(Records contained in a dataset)
---------------

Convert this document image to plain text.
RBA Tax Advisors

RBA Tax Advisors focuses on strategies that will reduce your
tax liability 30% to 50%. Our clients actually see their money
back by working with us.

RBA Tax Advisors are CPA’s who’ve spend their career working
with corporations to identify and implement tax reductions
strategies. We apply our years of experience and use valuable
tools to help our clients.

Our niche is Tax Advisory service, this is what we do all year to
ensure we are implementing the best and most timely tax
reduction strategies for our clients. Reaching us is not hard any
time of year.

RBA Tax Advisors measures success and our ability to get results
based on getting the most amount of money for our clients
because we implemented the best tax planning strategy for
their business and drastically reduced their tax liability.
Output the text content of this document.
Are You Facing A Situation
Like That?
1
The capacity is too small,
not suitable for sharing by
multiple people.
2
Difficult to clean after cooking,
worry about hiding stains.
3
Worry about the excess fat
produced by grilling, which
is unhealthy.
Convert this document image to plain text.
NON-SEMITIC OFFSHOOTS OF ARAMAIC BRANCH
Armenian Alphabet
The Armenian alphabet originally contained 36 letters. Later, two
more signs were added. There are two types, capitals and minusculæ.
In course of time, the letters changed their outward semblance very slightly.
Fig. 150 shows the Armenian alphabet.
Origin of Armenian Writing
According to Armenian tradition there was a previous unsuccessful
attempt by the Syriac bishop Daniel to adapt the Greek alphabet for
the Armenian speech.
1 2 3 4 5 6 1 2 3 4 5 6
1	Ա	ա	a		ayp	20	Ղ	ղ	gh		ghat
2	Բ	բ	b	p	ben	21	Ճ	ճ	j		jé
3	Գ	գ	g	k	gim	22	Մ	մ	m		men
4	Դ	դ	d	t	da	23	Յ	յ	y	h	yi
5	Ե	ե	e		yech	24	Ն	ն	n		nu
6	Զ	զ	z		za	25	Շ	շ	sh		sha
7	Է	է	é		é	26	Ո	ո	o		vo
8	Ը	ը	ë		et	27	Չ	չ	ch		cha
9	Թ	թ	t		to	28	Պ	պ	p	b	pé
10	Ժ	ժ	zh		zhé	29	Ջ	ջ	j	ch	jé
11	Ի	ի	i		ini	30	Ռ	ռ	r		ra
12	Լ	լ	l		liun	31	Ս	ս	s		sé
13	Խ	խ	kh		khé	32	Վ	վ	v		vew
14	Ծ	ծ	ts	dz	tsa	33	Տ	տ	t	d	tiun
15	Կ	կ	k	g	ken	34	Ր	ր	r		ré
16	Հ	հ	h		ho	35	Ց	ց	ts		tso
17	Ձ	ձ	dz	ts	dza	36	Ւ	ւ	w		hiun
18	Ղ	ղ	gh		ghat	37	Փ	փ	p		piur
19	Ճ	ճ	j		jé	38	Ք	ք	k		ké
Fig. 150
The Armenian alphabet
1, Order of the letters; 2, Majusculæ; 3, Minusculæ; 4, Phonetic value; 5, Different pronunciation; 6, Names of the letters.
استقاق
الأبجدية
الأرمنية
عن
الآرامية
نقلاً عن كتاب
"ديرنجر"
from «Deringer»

---------------

=== Instructions to follow ===
Quote the entire listing above exactly.

=== Exercise response ===
Convert this document image to plain text.
RBA Tax Advisors

RBA Tax Advisors focuses on strategies that will reduce your
tax liability 30% to 50%. Our clients actually see their money
back by working with us.

RBA Tax Advisors are CPA’s who’ve spend their career working
with corporations to identify and implement tax reductions
strategies. We apply our years of experience and use valuable
tools to help our clients.

Our niche is Tax Advisory service, this is what we do all year to
ensure we are implementing the best and most timely tax
reduction strategies for our clients. Reaching us is not hard any
time of year.

RBA Tax Advisors measures success and our ability to get results
based on getting the most amount of money for our clients
because we implemented the best tax planning strategy for
their business and drastically reduced their tax liability.
Output the text content of this document.
Are You Facing A Situation
Like That?
1
The capacity is too small,
not suitable for sharing by
multiple people.
2
Difficult to clean after cooking,
worry about hiding stains.
3
Worry about the excess fat
produced by grilling, which
is unhealthy.
Convert this document image to plain text.
NON-SEMITIC OFFSHOOTS OF ARAMAIC BRANCH
Armenian Alphabet
The Armenian alphabet originally contained 36 letters. Later, two
more signs were added. There are two types, capitals and minusculæ.
In course of time, the letters changed their outward semblance very slightly.
Fig. 150 shows the Armenian alphabet.
Origin of Armenian Writing
According to Armenian tradition there was a previous unsuccessful
attempt by the Syriac bishop Daniel to adapt the Greek alphabet for
the Armenian speech.
1 2 3 4 5 6 1 2 3 4 5 6
1	Ա	ա	a		ayp	20	Ղ	ղ	gh		ghat
2	Բ	բ	b	p	ben	21	Ճ	ճ	j		jé
3	Գ	գ	g	k	gim	22	Մ	մ	m		men
4	Դ	դ	d	t	da	23	Յ	յ	y	h	yi
5	Ե	ե	e		yech	24	Ն	ն	n		nu
6	Զ	զ	z		za	25	Շ	շ	sh		sha
7	Է	է	é		é	26	Ո	ո	o		vo
8	Ը	ը	ë		et	27	Չ	չ	ch		cha
9	Թ	թ	t		to	28	Պ	պ	p	b	pé
10	Ժ	ժ	zh		zhé	29	Ջ	ջ	j	ch	jé
11	Ի	ի	i		ini	30	Ռ	ռ	r		ra
12	Լ	լ	l		liun	31	Ս	ս	s		sé
13	Խ	խ	kh		khé	32	Վ	վ	v		vew
14	Ծ	ծ	ts	dz	tsa	33	Տ	տ	t	d	tiun
15	Կ	կ	k	g	ken	34	Ր	ր	r		ré
16	Հ	հ	h		ho	35	Ց	ց	ts		tso
17	Ձ	ձ	dz	ts	dza	36	Ւ	ւ	w		hiun
18	Ղ	ղ	gh		ghat	37	Փ	փ	p		piur
19	Ճ	ճ	j		jé	38	Ք	ք	k		ké
Fig. 150
The Armenian alphabet
1, Order of the letters; 2, Majusculæ; 3, Minusculæ; 4, Phonetic value; 5, Different pronunciation; 6, Names of the letters.
استقاق
الأبجدية
الأرمنية
عن
الآرامية
نقلاً عن كتاب
"ديرنجر"
from «Deringer»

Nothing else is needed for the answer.